— INSTRUCTIONS TO FOLLOW —
Check each line of the listing, and copy it if it contains the word "vurgulayan".

— RECORDS FOR PROCESSING —
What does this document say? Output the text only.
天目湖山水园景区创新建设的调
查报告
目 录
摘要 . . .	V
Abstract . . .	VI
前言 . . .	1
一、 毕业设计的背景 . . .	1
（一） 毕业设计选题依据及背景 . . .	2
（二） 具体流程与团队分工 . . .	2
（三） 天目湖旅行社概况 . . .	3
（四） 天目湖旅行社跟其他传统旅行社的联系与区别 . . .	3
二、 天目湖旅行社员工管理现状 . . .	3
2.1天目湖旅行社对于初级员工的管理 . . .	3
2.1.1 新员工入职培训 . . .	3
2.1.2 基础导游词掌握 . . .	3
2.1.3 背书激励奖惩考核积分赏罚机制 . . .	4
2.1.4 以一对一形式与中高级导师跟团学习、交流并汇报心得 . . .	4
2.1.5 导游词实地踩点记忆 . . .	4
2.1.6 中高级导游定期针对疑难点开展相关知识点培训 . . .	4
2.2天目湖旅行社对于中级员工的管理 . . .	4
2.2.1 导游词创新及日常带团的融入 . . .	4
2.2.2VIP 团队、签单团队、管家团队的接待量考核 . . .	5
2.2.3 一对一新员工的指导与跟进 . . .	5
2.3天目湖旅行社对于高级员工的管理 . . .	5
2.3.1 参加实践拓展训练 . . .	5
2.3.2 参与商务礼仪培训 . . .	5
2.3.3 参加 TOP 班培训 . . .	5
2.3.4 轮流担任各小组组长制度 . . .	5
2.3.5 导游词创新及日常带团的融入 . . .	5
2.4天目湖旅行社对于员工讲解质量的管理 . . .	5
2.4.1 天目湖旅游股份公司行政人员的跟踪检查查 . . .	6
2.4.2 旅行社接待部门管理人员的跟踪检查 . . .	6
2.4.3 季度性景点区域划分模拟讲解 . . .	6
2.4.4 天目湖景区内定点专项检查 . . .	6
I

---

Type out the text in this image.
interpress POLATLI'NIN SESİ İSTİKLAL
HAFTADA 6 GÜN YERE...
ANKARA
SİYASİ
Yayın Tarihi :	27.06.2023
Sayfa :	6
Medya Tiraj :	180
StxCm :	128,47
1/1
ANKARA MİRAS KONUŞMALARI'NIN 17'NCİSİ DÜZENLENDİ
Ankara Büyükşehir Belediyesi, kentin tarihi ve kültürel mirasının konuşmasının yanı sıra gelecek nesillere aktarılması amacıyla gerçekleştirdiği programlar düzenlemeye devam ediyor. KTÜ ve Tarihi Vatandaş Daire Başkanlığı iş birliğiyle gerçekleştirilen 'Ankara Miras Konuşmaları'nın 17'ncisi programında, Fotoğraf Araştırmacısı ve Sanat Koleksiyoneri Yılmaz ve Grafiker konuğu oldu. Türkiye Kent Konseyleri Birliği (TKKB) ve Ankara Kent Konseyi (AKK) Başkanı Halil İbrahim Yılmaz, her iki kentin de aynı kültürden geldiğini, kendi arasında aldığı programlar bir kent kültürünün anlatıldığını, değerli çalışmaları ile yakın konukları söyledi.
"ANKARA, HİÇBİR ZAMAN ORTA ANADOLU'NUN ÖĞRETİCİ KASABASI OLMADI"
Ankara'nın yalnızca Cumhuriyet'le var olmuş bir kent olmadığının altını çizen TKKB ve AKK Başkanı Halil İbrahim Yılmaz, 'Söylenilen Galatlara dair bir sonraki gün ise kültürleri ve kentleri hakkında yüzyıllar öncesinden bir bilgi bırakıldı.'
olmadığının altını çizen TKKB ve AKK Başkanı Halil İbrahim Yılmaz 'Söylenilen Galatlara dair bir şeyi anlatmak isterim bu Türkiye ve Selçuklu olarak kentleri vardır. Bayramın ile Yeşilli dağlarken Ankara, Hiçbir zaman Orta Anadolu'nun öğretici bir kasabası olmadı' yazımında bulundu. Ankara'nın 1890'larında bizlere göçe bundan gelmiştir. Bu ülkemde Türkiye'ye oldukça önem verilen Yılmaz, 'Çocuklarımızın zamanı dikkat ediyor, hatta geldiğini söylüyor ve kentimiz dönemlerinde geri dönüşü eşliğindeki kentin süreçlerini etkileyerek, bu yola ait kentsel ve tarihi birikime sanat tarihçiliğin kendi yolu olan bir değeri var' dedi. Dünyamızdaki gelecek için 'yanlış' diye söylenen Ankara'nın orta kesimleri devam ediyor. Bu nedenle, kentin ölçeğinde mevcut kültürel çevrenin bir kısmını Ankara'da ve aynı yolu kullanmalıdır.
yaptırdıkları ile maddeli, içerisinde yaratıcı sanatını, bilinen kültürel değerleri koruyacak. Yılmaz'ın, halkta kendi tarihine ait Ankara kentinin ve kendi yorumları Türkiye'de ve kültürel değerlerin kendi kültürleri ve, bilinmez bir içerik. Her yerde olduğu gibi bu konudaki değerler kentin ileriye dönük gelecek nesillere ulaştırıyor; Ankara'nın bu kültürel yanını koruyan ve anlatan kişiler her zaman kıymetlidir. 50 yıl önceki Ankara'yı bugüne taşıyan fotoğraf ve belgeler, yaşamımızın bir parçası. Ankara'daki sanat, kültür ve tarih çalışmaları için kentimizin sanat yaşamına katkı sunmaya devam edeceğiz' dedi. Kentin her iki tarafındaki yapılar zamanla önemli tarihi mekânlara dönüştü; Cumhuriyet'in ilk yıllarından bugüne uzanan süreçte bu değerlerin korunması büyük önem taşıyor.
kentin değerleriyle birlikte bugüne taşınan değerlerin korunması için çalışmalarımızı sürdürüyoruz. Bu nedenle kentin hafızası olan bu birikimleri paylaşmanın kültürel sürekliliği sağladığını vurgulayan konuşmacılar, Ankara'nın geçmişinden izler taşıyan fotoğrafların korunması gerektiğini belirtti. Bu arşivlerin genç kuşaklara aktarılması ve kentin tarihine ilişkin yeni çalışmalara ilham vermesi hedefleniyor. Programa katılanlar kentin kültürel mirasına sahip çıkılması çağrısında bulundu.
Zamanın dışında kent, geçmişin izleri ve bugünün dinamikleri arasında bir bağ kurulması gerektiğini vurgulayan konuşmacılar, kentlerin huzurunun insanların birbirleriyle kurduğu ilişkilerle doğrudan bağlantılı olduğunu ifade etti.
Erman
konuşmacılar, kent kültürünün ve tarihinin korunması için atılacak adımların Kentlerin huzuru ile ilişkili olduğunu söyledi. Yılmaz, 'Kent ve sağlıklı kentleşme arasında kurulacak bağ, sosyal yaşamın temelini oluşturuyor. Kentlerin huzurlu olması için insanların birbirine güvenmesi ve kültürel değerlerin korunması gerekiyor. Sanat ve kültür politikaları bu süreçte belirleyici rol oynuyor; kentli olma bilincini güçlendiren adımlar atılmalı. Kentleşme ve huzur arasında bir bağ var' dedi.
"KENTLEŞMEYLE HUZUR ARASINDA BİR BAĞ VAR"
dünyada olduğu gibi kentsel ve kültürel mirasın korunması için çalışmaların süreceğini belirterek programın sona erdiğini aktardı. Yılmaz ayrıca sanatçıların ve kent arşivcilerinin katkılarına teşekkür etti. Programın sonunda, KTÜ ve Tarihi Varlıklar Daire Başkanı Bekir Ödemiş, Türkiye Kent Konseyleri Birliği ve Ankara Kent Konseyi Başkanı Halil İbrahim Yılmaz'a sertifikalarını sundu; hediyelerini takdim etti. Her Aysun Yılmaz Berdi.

--

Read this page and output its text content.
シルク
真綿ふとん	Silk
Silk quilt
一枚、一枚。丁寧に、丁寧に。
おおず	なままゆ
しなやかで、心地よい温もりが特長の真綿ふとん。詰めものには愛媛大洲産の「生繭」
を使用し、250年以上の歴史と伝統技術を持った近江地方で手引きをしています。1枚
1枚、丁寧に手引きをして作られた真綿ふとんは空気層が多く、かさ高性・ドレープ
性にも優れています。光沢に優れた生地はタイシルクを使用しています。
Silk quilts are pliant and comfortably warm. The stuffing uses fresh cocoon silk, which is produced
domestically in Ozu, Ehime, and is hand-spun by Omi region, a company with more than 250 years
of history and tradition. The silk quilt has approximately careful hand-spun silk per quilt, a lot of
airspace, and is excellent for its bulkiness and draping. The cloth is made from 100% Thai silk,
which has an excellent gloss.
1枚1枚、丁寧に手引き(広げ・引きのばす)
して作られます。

— RESULT OF THIS TASK —
kentin değerleriyle birlikte bugüne taşınan değerlerin korunması için çalışmalarımızı sürdürüyoruz. Bu nedenle kentin hafızası olan bu birikimleri paylaşmanın kültürel sürekliliği sağladığını vurgulayan konuşmacılar, Ankara'nın geçmişinden izler taşıyan fotoğrafların korunması gerektiğini belirtti. Bu arşivlerin genç kuşaklara aktarılması ve kentin tarihine ilişkin yeni çalışmalara ilham vermesi hedefleniyor. Programa katılanlar kentin kültürel mirasına sahip çıkılması çağrısında bulundu.
Zamanın dışında kent, geçmişin izleri ve bugünün dinamikleri arasında bir bağ kurulması gerektiğini vurgulayan konuşmacılar, kentlerin huzurunun insanların birbirleriyle kurduğu ilişkilerle doğrudan bağlantılı olduğunu ifade etti.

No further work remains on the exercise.